▶ **EXTRAIT DU DOCUMENT**:
──────────

Après le 1er mai, le blocage politique de la France ?

POLITISCOPE. Quelles suites donner après ce 1er mai ? Malgré leur mobilisation réussie pour la fête du travail lundi, les syndicats craignent le pourrissement. Face à l'impasse, le gouvernement tente de diviser l'intersyndicale et joue la CFDT contre la CGT. Sur le plan politique, les positions se figent sans offrir de débouché clair ni à droite, ni à gauche.
Marc Endeweld
(Crédits : STEPHANE MAHE)

À Paris, les manifestations syndicales du 1er mai ont attiré beaucoup de monde malgré les vacances. Si l'on en croit les chiffres de la préfecture de police, c'était même la deuxième plus forte affluence dans les rues de la capitale depuis le début du mouvement contre la loi du gouvernement sur les retraites. Et pourtant : l'exécutif compte encore sur un éventuel essoufflement de la mobilisation sociale d'ici les vacances d'été.

Cette carte classique du pourrissement ne pourra néanmoins résoudre l'équation politique qui est aujourd'hui posée à la France : car c'est l'ensemble de l'arc politique français qui est dans l'impasse. Certes, pour s'en sortir, le gouvernement tente une nouvelle fois de diviser le front syndical, de jouer la CFDT contre la CGT. Mais, finalement, la plus grande latitude d'Elisabeth Borne lui vient du blocage du champ politique français. Si l'on se place du coté des formations politiques, de gauche, de droite, du centre, de l'extrême droite et de l'extrême gauche, rien ne permet de penser, aujourd'hui, que l'une d'entre elle pourra récupérer un jour la majorité qui semble de plus en plus introuvable dans notre système institutionnel.

──────────

▶ **CONSIGNES DE L'EXERCICE**:
**1)** Recopiez à l'identique le passage de l'article sur le 1er mai qui commence aux mots « Après le 1er » et se termine après « ni à gauche. ».
**2)** Reformulez sous forme de liste le paragraphe de l'article sur le 1er mai qui commence par « Cette carte classique du pourrissement », en conservant ses faits principaux.
**3)** Poursuivez l'article sur le 1er mai à la suite de sa dernière phrase.
Les items qui suivent n'ont aucun lien avec l'article sur le 1er mai.

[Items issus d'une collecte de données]
──────────

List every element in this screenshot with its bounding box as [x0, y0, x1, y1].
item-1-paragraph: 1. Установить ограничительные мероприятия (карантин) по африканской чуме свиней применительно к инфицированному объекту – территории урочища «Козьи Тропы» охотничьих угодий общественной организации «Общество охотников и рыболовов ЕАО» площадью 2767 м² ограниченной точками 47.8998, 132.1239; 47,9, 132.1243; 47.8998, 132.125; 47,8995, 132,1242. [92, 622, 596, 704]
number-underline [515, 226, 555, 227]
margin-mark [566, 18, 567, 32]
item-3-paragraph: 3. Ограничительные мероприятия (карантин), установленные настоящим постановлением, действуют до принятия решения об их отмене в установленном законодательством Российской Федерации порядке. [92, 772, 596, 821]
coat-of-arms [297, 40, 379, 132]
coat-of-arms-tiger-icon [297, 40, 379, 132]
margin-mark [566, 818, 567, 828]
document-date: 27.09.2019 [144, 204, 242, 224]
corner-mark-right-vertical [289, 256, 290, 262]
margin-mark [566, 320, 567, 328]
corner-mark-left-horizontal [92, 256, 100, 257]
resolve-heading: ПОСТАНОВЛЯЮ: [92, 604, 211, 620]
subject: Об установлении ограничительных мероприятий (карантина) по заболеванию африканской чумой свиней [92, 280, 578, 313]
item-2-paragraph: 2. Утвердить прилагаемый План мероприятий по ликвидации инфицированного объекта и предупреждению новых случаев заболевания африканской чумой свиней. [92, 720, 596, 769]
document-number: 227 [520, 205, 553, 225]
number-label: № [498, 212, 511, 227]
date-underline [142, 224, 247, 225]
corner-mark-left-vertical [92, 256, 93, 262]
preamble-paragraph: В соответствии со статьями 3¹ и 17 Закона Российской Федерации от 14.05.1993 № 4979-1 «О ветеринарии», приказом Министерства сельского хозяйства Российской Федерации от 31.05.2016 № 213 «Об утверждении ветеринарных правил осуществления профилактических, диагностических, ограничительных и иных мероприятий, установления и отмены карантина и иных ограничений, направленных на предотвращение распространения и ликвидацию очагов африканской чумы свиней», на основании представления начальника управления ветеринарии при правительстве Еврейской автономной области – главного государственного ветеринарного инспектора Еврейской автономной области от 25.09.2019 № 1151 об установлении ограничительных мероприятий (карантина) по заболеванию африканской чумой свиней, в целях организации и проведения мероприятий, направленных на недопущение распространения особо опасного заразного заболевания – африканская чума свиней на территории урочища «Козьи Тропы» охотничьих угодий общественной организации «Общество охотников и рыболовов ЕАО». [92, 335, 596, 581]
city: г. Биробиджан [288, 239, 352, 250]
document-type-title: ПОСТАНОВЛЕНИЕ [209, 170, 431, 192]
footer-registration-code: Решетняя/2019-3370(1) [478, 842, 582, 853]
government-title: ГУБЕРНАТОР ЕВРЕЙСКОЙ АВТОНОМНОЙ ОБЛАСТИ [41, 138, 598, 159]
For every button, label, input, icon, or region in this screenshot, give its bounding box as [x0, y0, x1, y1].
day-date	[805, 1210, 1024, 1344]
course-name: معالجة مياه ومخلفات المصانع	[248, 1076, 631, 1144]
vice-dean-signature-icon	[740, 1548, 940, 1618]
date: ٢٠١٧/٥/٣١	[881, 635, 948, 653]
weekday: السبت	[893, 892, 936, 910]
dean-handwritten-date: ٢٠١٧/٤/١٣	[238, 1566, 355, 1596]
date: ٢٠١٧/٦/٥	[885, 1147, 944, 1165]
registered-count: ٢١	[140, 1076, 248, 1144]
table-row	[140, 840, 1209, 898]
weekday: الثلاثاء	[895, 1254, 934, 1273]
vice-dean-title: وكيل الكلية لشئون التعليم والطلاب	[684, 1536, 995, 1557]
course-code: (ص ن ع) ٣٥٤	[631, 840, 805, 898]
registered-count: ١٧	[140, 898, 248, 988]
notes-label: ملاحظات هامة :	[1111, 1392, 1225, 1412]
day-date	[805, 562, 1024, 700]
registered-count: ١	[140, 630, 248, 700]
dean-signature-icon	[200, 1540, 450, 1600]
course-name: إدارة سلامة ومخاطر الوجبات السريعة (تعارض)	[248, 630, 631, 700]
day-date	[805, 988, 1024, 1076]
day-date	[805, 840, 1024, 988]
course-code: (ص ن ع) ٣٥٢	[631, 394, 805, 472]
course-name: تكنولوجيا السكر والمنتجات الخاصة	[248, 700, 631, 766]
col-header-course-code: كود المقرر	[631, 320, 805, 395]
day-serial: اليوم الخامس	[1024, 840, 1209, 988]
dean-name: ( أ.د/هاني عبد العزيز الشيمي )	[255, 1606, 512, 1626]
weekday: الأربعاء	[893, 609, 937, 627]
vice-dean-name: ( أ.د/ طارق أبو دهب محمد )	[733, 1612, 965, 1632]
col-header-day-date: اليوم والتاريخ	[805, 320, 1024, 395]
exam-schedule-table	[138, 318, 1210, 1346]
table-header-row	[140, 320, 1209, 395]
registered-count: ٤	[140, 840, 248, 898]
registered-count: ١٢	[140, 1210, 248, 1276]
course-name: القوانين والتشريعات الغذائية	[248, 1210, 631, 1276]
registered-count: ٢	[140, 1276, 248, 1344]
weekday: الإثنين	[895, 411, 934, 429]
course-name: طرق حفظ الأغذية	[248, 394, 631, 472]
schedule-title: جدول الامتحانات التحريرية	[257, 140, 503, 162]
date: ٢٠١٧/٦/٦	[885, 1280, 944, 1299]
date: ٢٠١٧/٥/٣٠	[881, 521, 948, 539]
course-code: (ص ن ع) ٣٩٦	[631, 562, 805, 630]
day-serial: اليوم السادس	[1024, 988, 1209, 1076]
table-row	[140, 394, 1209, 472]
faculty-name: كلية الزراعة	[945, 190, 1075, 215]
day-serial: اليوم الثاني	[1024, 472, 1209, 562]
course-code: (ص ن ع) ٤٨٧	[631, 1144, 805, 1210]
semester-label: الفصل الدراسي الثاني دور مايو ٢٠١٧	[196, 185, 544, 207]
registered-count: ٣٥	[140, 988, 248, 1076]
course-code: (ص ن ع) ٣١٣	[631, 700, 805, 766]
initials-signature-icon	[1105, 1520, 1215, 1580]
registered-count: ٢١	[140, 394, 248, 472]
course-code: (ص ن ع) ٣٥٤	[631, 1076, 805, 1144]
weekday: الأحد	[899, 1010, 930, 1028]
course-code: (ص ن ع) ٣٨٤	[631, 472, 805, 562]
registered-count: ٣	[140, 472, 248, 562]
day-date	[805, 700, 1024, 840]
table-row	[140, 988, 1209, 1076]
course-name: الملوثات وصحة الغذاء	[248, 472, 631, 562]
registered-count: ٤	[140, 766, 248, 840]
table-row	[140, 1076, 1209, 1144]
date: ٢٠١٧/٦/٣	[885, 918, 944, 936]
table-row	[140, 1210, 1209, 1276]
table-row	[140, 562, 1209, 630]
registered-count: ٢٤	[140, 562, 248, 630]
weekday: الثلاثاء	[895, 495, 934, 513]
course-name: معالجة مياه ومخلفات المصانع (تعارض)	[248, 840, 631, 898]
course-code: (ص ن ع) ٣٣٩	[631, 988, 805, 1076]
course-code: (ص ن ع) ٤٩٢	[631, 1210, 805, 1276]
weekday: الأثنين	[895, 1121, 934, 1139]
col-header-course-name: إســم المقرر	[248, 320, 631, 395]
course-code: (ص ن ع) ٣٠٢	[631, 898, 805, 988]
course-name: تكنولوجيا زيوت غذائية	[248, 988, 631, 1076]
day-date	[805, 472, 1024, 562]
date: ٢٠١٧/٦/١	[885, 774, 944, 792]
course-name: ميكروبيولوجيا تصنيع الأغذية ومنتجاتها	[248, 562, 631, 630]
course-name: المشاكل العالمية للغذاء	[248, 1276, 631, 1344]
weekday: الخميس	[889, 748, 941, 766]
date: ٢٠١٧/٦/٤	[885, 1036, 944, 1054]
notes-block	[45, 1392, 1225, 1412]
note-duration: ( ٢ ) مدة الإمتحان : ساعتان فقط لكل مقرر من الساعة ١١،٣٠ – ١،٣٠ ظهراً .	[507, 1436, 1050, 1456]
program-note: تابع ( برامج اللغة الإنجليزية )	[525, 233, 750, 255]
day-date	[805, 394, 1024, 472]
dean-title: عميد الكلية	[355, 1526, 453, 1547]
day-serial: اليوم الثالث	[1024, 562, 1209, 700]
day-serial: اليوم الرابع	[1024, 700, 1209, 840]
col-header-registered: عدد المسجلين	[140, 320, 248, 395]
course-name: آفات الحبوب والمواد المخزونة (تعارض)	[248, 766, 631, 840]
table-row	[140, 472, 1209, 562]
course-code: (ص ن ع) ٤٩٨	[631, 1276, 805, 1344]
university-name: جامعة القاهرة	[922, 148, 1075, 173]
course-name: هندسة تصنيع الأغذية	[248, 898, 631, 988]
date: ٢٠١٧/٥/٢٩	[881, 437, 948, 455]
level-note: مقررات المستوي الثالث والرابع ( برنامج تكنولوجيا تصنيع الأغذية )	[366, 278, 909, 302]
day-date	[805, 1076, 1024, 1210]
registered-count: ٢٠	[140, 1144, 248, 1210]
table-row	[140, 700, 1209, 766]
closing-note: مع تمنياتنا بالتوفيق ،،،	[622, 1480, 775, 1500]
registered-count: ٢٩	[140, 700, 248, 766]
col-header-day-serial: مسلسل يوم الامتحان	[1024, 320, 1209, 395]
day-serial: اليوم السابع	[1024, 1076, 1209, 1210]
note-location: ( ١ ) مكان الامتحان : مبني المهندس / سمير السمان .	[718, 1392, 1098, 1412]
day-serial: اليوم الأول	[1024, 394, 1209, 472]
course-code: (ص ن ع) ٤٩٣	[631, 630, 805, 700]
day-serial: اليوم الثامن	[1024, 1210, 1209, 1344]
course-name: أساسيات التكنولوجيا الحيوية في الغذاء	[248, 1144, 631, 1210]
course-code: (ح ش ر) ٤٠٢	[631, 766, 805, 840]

──────────

▶ **RÉPONSES PAR CONSIGNE**:
**1)**
Après le 1er mai, le blocage politique de la France ?

POLITISCOPE. Quelles suites donner après ce 1er mai ? Malgré leur mobilisation réussie pour la fête du travail lundi, les syndicats craignent le pourrissement. Face à l'impasse, le gouvernement tente de diviser l'intersyndicale et joue la CFDT contre la CGT. Sur le plan politique, les positions se figent sans offrir de débouché clair ni à droite, ni à gauche.

**2)**
- La stratégie du pourrissement ne pourra pas résoudre l'équation politique posée à la France, car tout l'arc politique français est dans l'impasse.
- Le gouvernement tente une nouvelle fois de diviser le front syndical en jouant la CFDT contre la CGT.
- La plus grande latitude d'Elisabeth Borne vient du blocage du champ politique français.
- Aucune formation (gauche, droite, centre, extrême droite, extrême gauche) ne semble aujourd'hui capable de récupérer un jour une majorité de plus en plus introuvable dans le système institutionnel.

**3)**
Alors oui, chez les alliés du président, on tente désormais des ballons d'essai médiatiques, histoire de prendre ses distances et ne pas insulter l'avenir. Comme François Bayrou ce week-end qui n'a pas hésité dans le JDD de pointer la responsabilité du gouvernement dans la crise actuelle, en estimant que « rien n'a été clairement expliqué », faute d'avoir porté « le débat sur l'inéluctable rééquilibrage du système ». Face à la « blague » du discours des oppositions, l'élu béarnais ne comprend pas pourquoi « le gouvernement n'ait pas présenté aux Français » les « chiffres de la comptabilité nationale ». Et le leader du Modem d'exposer une « bonne méthode » de gouvernement : « Aucune grande réforme ne peut être conduite si l'on n'a pas porté l'exigence de totale information et de prise de conscience partagée », fait ainsi valoir François Bayrou, en estimant que « les fractures, les résistances et les réticences » viennent « quand l'organisation du pouvoir se réduit à une confrontation entre un "sommet" qui ne dit pas qui il est et ce qu'il veut et une base à qui on ne demande que d'obéir ».

Reste que ni François Bayrou ni Édouard Philippe, officiellement alliés à l'Élysée, n'osent proposer un autre projet aux Français. Comme tous les leaders politiques, leur horizon est désormais fixé sur 2027. Pas question pour eux donc de voter une éventuelle nouvelle motion de censure au Parlement. Idem, bien sûr, pour les Républicains. Ceux-là n'ont pas fini d'imploser. La « séquence » sur les retraites aurait été terrible pour le parti historique de la droite, perdant sur tous les tableaux. Devant faire face à leurs « frondeurs », les LR n'apparaissent plus comme un partenaire crédible pour le gouvernement, à la fois incapables de constituer une force d'appoint au Parlement et ayant perdu tout crédit d'opposant efficace aux yeux des Français. Le grand rêve de Nicolas Sarkozy que les LR puissent s'allier à Renaissance semble être tombé à l'eau.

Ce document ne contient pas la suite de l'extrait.